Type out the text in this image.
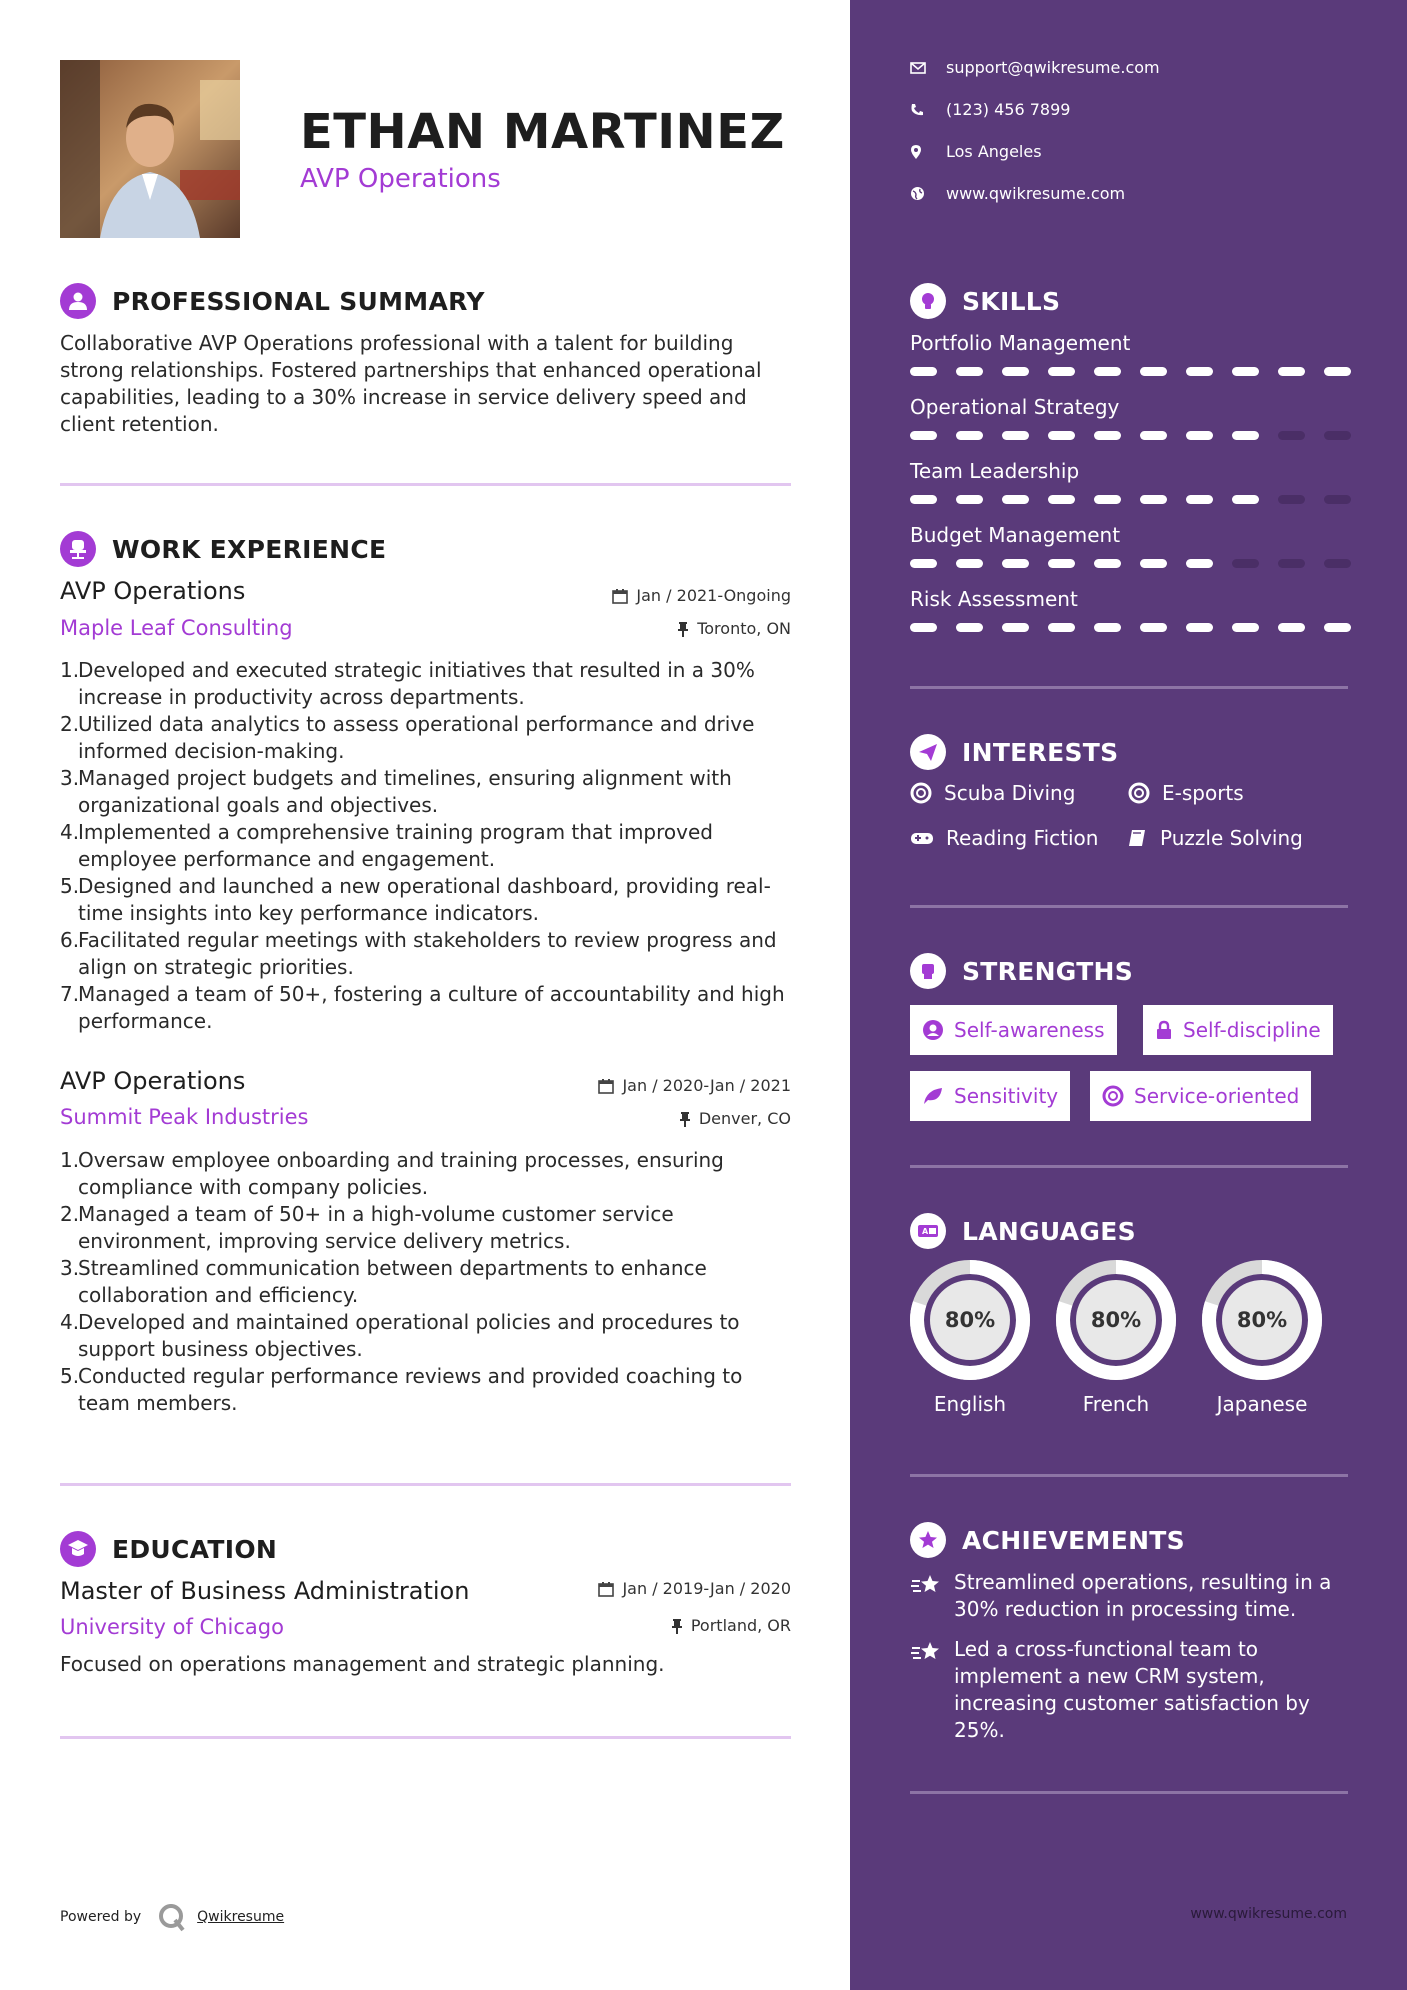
ETHAN MARTINEZ
AVP Operations
PROFESSIONAL SUMMARY
Collaborative AVP Operations professional with a talent for building strong relationships. Fostered partnerships that enhanced operational capabilities, leading to a 30% increase in service delivery speed and client retention.
WORK EXPERIENCE
AVP Operations	Jan / 2021-Ongoing
Maple Leaf Consulting	Toronto, ON
1.
Developed and executed strategic initiatives that resulted in a 30% increase in productivity across departments.
2.
Utilized data analytics to assess operational performance and drive informed decision-making.
3.
Managed project budgets and timelines, ensuring alignment with organizational goals and objectives.
4.
Implemented a comprehensive training program that improved employee performance and engagement.
5.
Designed and launched a new operational dashboard, providing real-time insights into key performance indicators.
6.
Facilitated regular meetings with stakeholders to review progress and align on strategic priorities.
7.
Managed a team of 50+, fostering a culture of accountability and high performance.
AVP Operations	Jan / 2020-Jan / 2021
Summit Peak Industries	Denver, CO
1.
Oversaw employee onboarding and training processes, ensuring compliance with company policies.
2.
Managed a team of 50+ in a high-volume customer service environment, improving service delivery metrics.
3.
Streamlined communication between departments to enhance collaboration and efficiency.
4.
Developed and maintained operational policies and procedures to support business objectives.
5.
Conducted regular performance reviews and provided coaching to team members.
EDUCATION
Master of Business Administration	Jan / 2019-Jan / 2020
University of Chicago	Portland, OR
Focused on operations management and strategic planning.
Powered by	Qwikresume
support@qwikresume.com
(123) 456 7899
Los Angeles
www.qwikresume.com
SKILLS
Portfolio Management
Operational Strategy
Team Leadership
Budget Management
Risk Assessment
INTERESTS
Scuba Diving	E-sports
Reading Fiction	Puzzle Solving
STRENGTHS
Self-awareness	Self-discipline
Sensitivity	Service-oriented
A LANGUAGES
80%
English
80%
French
80%
Japanese
ACHIEVEMENTS
Streamlined operations, resulting in a 30% reduction in processing time.
Led a cross-functional team to implement a new CRM system, increasing customer satisfaction by 25%.
www.qwikresume.com
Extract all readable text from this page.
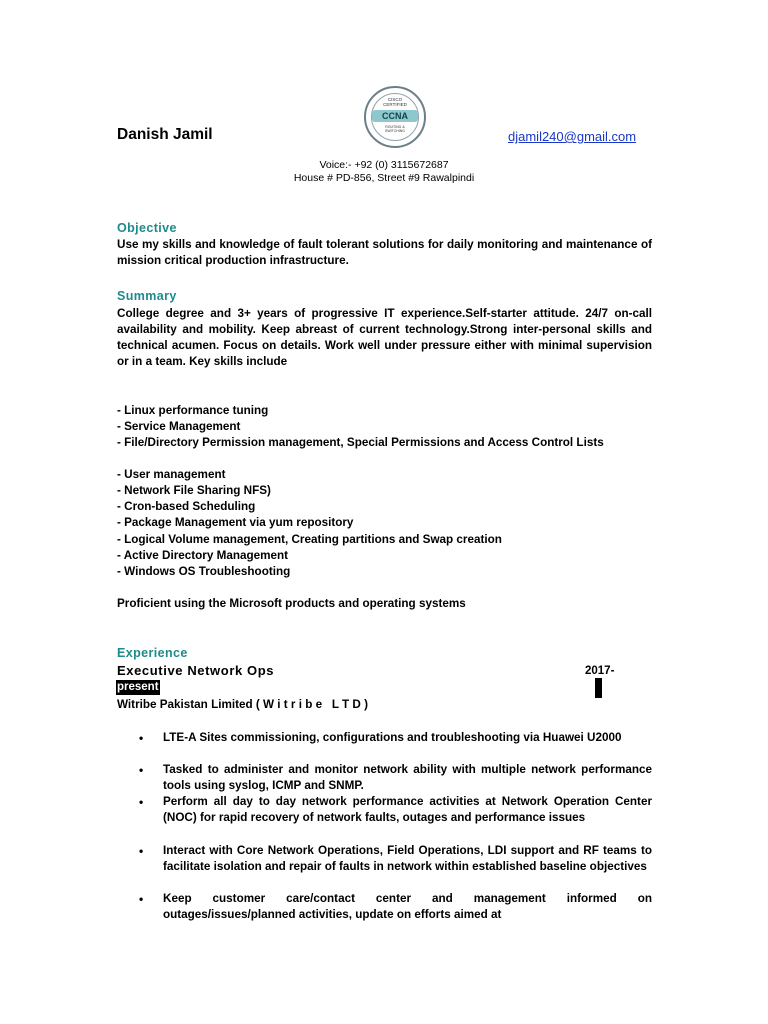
CISCO
CERTIFIED
CCNA
ROUTING &
SWITCHING
Danish Jamil	djamil240@gmail.com
Voice:- +92 (0) 3115672687
House # PD-856, Street #9 Rawalpindi
Objective
Use my skills and knowledge of fault tolerant solutions for daily monitoring and maintenance of mission critical production infrastructure.
Summary
College degree and 3+ years of progressive IT experience.Self-starter attitude. 24/7 on-call availability and mobility. Keep abreast of current technology.Strong inter-personal skills and technical acumen. Focus on details. Work well under pressure either with minimal supervision or in a team. Key skills include
- Linux performance tuning
- Service Management
- File/Directory Permission management, Special Permissions and Access Control Lists
- User management
- Network File Sharing NFS)
- Cron-based Scheduling
- Package Management via yum repository
- Logical Volume management, Creating partitions and Swap creation
- Active Directory Management
- Windows OS Troubleshooting
Proficient using the Microsoft products and operating systems
Experience
Executive Network Ops	2017-
present
Witribe Pakistan Limited ( W i t r i b e   L T D )
• LTE-A Sites commissioning, configurations and troubleshooting via Huawei U2000
• Tasked to administer and monitor network ability with multiple network performance tools using syslog, ICMP and SNMP.
• Perform all day to day network performance activities at Network Operation Center (NOC) for rapid recovery of network faults, outages and performance issues
• Interact with Core Network Operations, Field Operations, LDI support and RF teams to facilitate isolation and repair of faults in network within established baseline objectives
• Keep customer care/contact center and management informed on outages/issues/planned activities, update on efforts aimed at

----

# OBJECTIVE
Write out the entries again, exactly as given, skipping any images.

# TASK RESPONSE
Type out the text in this image.
ETHAN MARTINEZ
AVP Operations
PROFESSIONAL SUMMARY
Collaborative AVP Operations professional with a talent for building strong relationships. Fostered partnerships that enhanced operational capabilities, leading to a 30% increase in service delivery speed and client retention.
WORK EXPERIENCE
AVP Operations	Jan / 2021-Ongoing
Maple Leaf Consulting	Toronto, ON
1.
Developed and executed strategic initiatives that resulted in a 30% increase in productivity across departments.
2.
Utilized data analytics to assess operational performance and drive informed decision-making.
3.
Managed project budgets and timelines, ensuring alignment with organizational goals and objectives.
4.
Implemented a comprehensive training program that improved employee performance and engagement.
5.
Designed and launched a new operational dashboard, providing real-time insights into key performance indicators.
6.
Facilitated regular meetings with stakeholders to review progress and align on strategic priorities.
7.
Managed a team of 50+, fostering a culture of accountability and high performance.
AVP Operations	Jan / 2020-Jan / 2021
Summit Peak Industries	Denver, CO
1.
Oversaw employee onboarding and training processes, ensuring compliance with company policies.
2.
Managed a team of 50+ in a high-volume customer service environment, improving service delivery metrics.
3.
Streamlined communication between departments to enhance collaboration and efficiency.
4.
Developed and maintained operational policies and procedures to support business objectives.
5.
Conducted regular performance reviews and provided coaching to team members.
EDUCATION
Master of Business Administration	Jan / 2019-Jan / 2020
University of Chicago	Portland, OR
Focused on operations management and strategic planning.
Powered by	Qwikresume
support@qwikresume.com
(123) 456 7899
Los Angeles
www.qwikresume.com
SKILLS
Portfolio Management
Operational Strategy
Team Leadership
Budget Management
Risk Assessment
INTERESTS
Scuba Diving	E-sports
Reading Fiction	Puzzle Solving
STRENGTHS
Self-awareness	Self-discipline
Sensitivity	Service-oriented
A LANGUAGES
80%
English
80%
French
80%
Japanese
ACHIEVEMENTS
Streamlined operations, resulting in a 30% reduction in processing time.
Led a cross-functional team to implement a new CRM system, increasing customer satisfaction by 25%.
www.qwikresume.com
Extract all readable text from this page.
CISCO
CERTIFIED
CCNA
ROUTING &
SWITCHING
Danish Jamil	djamil240@gmail.com
Voice:- +92 (0) 3115672687
House # PD-856, Street #9 Rawalpindi
Objective
Use my skills and knowledge of fault tolerant solutions for daily monitoring and maintenance of mission critical production infrastructure.
Summary
College degree and 3+ years of progressive IT experience.Self-starter attitude. 24/7 on-call availability and mobility. Keep abreast of current technology.Strong inter-personal skills and technical acumen. Focus on details. Work well under pressure either with minimal supervision or in a team. Key skills include
- Linux performance tuning
- Service Management
- File/Directory Permission management, Special Permissions and Access Control Lists
- User management
- Network File Sharing NFS)
- Cron-based Scheduling
- Package Management via yum repository
- Logical Volume management, Creating partitions and Swap creation
- Active Directory Management
- Windows OS Troubleshooting
Proficient using the Microsoft products and operating systems
Experience
Executive Network Ops	2017-
present
Witribe Pakistan Limited ( W i t r i b e   L T D )
• LTE-A Sites commissioning, configurations and troubleshooting via Huawei U2000
• Tasked to administer and monitor network ability with multiple network performance tools using syslog, ICMP and SNMP.
• Perform all day to day network performance activities at Network Operation Center (NOC) for rapid recovery of network faults, outages and performance issues
• Interact with Core Network Operations, Field Operations, LDI support and RF teams to facilitate isolation and repair of faults in network within established baseline objectives
• Keep customer care/contact center and management informed on outages/issues/planned activities, update on efforts aimed at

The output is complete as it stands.